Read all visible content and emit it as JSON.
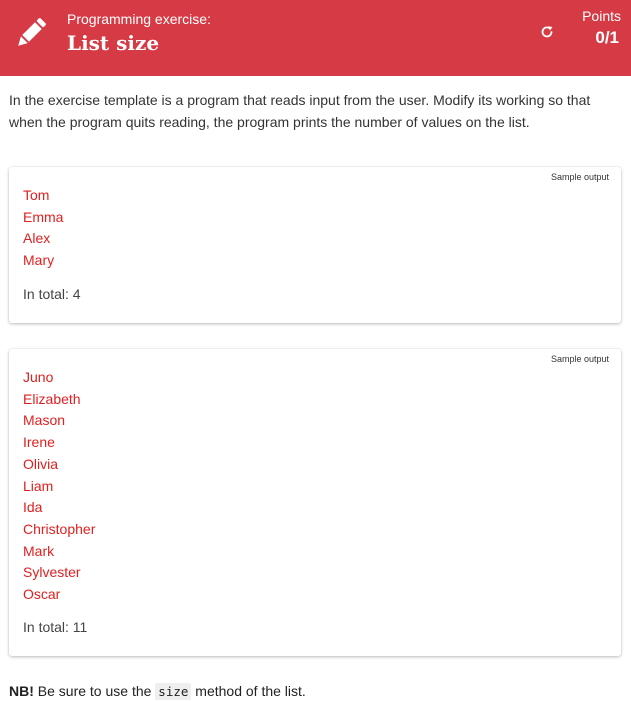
{
  "header": {
    "kicker": "Programming exercise:",
    "title": "List size",
    "points_label": "Points",
    "points_value": "0/1",
    "icons": [
      "pencil-icon",
      "refresh-icon"
    ],
    "color": "#d63b45"
  },
  "intro": "In the exercise template is a program that reads input from the user. Modify its working so that when the program quits reading, the program prints the number of values on the list.",
  "samples": [
    {
      "label": "Sample output",
      "lines": [
        "Tom",
        "Emma",
        "Alex",
        "Mary"
      ],
      "total": "In total: 4"
    },
    {
      "label": "Sample output",
      "lines": [
        "Juno",
        "Elizabeth",
        "Mason",
        "Irene",
        "Olivia",
        "Liam",
        "Ida",
        "Christopher",
        "Mark",
        "Sylvester",
        "Oscar"
      ],
      "total": "In total: 11"
    }
  ],
  "note": {
    "prefix": "NB!",
    "before": " Be sure to use the ",
    "code": "size",
    "after": " method of the list."
  }
}
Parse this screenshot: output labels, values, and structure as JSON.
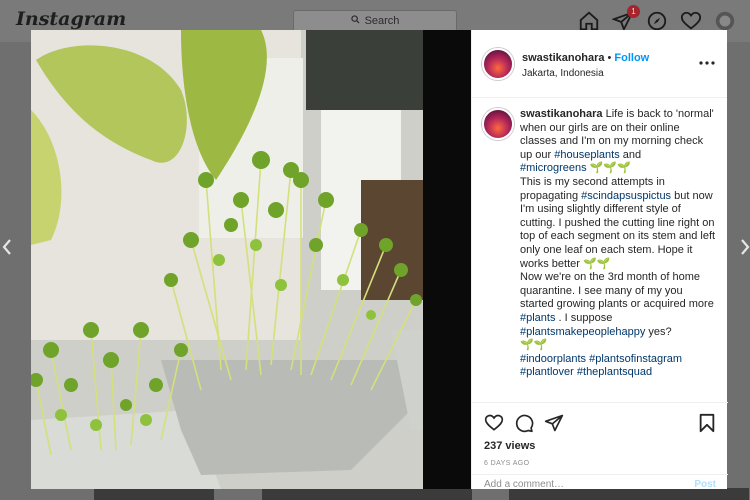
{
  "topbar": {
    "logo": "Instagram",
    "search_placeholder": "Search",
    "notification_count": "1"
  },
  "post": {
    "username": "swastikanohara",
    "separator": "•",
    "follow_label": "Follow",
    "location": "Jakarta, Indonesia",
    "caption": {
      "t1": " Life is back to 'normal' when our girls are on their online classes and I'm on my morning check up our ",
      "h1": "#houseplants",
      "t2": " and ",
      "h2": "#microgreens",
      "t3": "This is my second attempts in propagating ",
      "h3": "#scindapsuspictus",
      "t4": " but now I'm using slightly different style of cutting. I pushed the cutting line right on top of each segment on its stem and left only one leaf on each stem. Hope it works better ",
      "t5": "Now we're on the 3rd month of home quarantine. I see many of my you started growing plants or acquired more ",
      "h4": "#plants",
      "t6": " . I suppose ",
      "h5": "#plantsmakepeoplehappy",
      "t7": " yes?",
      "h6": "#indoorplants",
      "h7": "#plantsofinstagram",
      "h8": "#plantlover",
      "h9": "#theplantsquad"
    },
    "views": "237 views",
    "date": "6 DAYS AGO",
    "comment_placeholder": "Add a comment…",
    "post_label": "Post"
  },
  "icons": {
    "search": "search-icon",
    "home": "home-icon",
    "direct": "paper-plane-icon",
    "explore": "compass-icon",
    "activity": "heart-icon",
    "profile": "avatar",
    "like": "heart-icon",
    "comment": "comment-icon",
    "share": "paper-plane-icon",
    "save": "bookmark-icon",
    "prev": "chevron-left-icon",
    "next": "chevron-right-icon"
  },
  "colors": {
    "accent": "#0095f6",
    "hashtag": "#00376b",
    "badge": "#ed4956"
  }
}
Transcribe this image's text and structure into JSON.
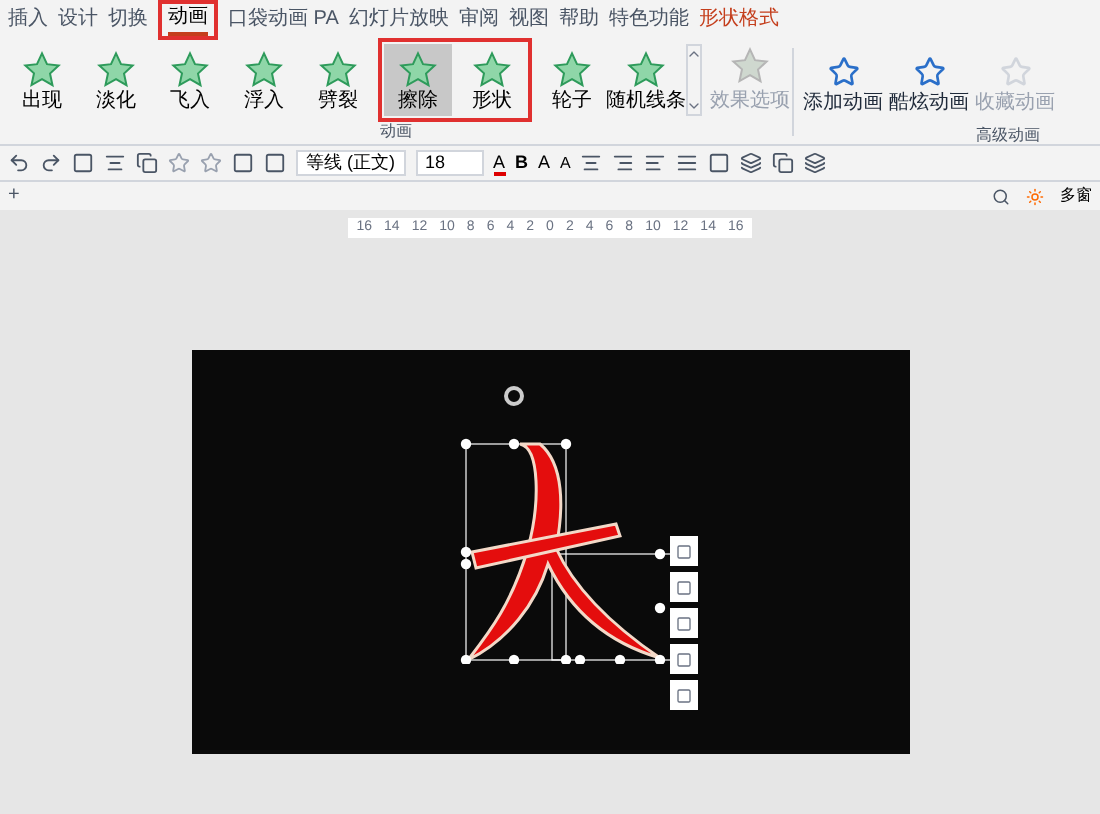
{
  "tabs": [
    {
      "label": "插入",
      "selected": false,
      "kind": "normal"
    },
    {
      "label": "设计",
      "selected": false,
      "kind": "normal"
    },
    {
      "label": "切换",
      "selected": false,
      "kind": "normal"
    },
    {
      "label": "动画",
      "selected": true,
      "kind": "normal",
      "highlighted": true
    },
    {
      "label": "口袋动画 PA",
      "selected": false,
      "kind": "normal"
    },
    {
      "label": "幻灯片放映",
      "selected": false,
      "kind": "normal"
    },
    {
      "label": "审阅",
      "selected": false,
      "kind": "normal"
    },
    {
      "label": "视图",
      "selected": false,
      "kind": "normal"
    },
    {
      "label": "帮助",
      "selected": false,
      "kind": "normal"
    },
    {
      "label": "特色功能",
      "selected": false,
      "kind": "normal"
    },
    {
      "label": "形状格式",
      "selected": false,
      "kind": "contextual"
    }
  ],
  "effects": [
    {
      "label": "出现",
      "selected": false
    },
    {
      "label": "淡化",
      "selected": false
    },
    {
      "label": "飞入",
      "selected": false
    },
    {
      "label": "浮入",
      "selected": false
    },
    {
      "label": "劈裂",
      "selected": false
    },
    {
      "label": "擦除",
      "selected": true,
      "highlighted": true
    },
    {
      "label": "形状",
      "selected": false,
      "highlighted": true
    },
    {
      "label": "轮子",
      "selected": false
    },
    {
      "label": "随机线条",
      "selected": false
    }
  ],
  "effect_options": {
    "label": "效果选项",
    "disabled": true
  },
  "animation_group_label": "动画",
  "advanced": [
    {
      "label": "添加动画",
      "disabled": false
    },
    {
      "label": "酷炫动画",
      "disabled": false
    },
    {
      "label": "收藏动画",
      "disabled": true
    }
  ],
  "advanced_group_label": "高级动画",
  "toolbar": {
    "font_name": "等线 (正文)",
    "font_size": "18",
    "font_color": "A",
    "bold": "B",
    "grow": "A",
    "shrink": "A"
  },
  "window_button": "多窗",
  "add_tab": "+",
  "ruler": [
    "16",
    "14",
    "12",
    "10",
    "8",
    "6",
    "4",
    "2",
    "0",
    "2",
    "4",
    "6",
    "8",
    "10",
    "12",
    "14",
    "16"
  ]
}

******

(CHALLENGE)
Using the listing above, gather each line that holds the string "comment" and copy it.

(OUTPUT FOR THIS TASK)
    "comment_placeholder": "Add a comment…",
    "comment": "comment-icon",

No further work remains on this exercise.